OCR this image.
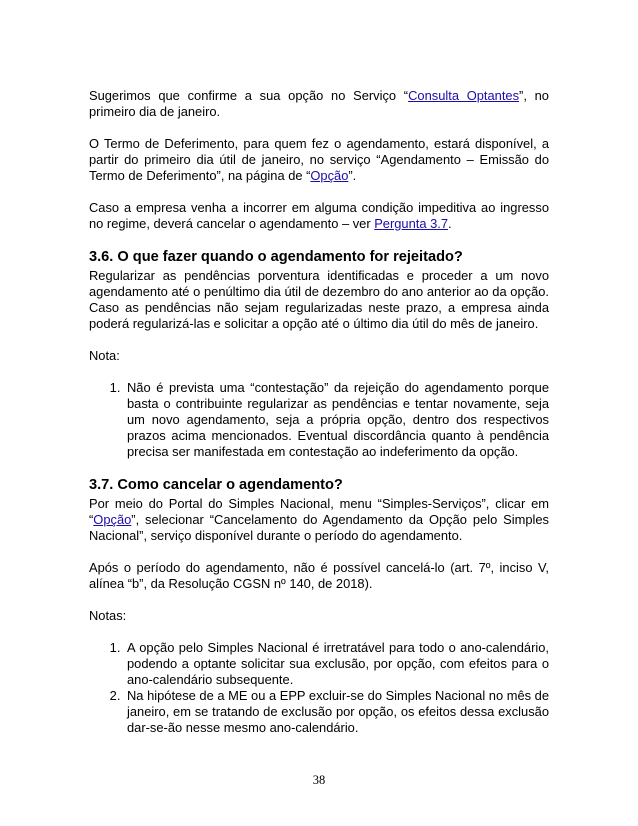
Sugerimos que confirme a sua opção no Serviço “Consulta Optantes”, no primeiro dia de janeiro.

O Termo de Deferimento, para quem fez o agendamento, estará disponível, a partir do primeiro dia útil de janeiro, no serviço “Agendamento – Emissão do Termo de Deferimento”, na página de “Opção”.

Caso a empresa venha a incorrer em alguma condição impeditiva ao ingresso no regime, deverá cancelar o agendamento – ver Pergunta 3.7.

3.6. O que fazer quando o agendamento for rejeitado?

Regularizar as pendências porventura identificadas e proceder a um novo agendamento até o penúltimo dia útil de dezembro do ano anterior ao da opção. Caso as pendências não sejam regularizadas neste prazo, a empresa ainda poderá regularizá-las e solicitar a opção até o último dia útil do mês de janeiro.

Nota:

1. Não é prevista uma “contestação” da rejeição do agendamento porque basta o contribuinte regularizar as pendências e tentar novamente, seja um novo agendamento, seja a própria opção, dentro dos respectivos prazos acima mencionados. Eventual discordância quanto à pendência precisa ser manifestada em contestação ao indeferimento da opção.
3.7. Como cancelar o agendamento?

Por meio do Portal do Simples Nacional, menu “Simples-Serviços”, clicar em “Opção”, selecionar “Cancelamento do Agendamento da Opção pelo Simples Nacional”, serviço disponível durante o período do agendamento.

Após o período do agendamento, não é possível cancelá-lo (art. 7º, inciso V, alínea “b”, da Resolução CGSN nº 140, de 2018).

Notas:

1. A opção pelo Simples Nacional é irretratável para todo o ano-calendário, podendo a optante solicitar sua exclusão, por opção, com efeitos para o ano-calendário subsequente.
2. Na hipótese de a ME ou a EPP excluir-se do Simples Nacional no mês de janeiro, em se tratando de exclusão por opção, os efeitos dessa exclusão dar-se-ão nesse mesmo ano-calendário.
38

---

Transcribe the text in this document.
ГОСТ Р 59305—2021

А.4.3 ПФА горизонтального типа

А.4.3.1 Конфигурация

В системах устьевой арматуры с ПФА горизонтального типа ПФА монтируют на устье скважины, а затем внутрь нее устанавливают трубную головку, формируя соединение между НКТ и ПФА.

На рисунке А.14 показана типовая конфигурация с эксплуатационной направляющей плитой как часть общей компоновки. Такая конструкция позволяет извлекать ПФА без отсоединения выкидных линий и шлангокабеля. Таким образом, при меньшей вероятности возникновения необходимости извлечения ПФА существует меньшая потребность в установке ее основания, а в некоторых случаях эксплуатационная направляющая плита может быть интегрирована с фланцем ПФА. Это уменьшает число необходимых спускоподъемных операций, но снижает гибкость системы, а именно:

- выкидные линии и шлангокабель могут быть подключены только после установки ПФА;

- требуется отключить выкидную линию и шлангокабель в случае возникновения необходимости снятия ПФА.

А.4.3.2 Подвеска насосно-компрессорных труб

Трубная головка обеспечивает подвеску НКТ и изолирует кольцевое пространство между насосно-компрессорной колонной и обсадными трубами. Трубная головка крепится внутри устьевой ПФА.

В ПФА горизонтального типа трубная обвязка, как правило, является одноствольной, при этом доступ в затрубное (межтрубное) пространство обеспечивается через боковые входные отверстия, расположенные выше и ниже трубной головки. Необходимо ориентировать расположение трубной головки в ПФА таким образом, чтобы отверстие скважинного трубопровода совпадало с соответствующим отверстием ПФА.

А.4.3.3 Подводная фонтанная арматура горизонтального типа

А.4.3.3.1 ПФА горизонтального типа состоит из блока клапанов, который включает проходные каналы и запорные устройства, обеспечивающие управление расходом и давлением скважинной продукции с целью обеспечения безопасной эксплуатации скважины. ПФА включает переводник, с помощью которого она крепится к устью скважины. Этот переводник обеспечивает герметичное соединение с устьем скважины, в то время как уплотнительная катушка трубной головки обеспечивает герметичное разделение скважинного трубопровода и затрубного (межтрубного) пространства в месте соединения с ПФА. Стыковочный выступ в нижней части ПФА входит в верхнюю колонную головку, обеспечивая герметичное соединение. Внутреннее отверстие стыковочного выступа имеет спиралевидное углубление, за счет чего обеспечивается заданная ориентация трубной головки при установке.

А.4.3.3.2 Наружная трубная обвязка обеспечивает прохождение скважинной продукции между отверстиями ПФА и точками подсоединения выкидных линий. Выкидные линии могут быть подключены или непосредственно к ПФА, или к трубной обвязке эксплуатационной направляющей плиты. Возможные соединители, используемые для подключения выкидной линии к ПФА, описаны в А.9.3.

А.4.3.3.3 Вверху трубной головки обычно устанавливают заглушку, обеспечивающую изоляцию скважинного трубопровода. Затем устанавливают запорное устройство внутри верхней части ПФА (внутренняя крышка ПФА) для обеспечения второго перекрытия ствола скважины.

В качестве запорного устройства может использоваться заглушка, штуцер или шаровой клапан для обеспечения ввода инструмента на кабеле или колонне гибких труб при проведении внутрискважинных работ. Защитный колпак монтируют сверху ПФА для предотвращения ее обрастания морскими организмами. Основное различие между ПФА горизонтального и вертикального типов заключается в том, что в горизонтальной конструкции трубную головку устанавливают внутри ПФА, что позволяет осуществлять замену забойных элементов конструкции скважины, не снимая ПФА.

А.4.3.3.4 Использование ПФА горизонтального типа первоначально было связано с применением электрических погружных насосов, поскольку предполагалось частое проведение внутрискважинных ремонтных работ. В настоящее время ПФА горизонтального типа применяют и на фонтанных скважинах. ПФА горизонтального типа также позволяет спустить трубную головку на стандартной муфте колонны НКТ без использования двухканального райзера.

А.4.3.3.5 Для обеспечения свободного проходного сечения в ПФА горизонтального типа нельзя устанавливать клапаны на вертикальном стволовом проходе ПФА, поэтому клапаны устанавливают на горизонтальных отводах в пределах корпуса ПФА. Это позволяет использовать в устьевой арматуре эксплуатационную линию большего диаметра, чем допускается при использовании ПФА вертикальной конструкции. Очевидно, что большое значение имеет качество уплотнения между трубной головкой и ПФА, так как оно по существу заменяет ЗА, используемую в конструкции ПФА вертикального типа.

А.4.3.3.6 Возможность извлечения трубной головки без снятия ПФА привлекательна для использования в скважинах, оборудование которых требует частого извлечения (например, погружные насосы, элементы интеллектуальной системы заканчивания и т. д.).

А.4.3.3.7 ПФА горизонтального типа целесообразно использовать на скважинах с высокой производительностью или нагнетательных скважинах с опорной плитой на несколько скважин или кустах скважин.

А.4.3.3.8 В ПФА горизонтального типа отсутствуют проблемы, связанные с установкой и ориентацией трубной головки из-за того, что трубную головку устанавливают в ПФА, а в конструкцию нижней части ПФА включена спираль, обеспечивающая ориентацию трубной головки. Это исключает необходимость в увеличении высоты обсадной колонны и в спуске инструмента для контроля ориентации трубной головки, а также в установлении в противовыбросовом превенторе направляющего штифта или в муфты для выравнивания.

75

#### TASK BRIEF
Determine the number of lines in the records that include the string "novo", and respond with that number only.

#### THE RESPONSE
2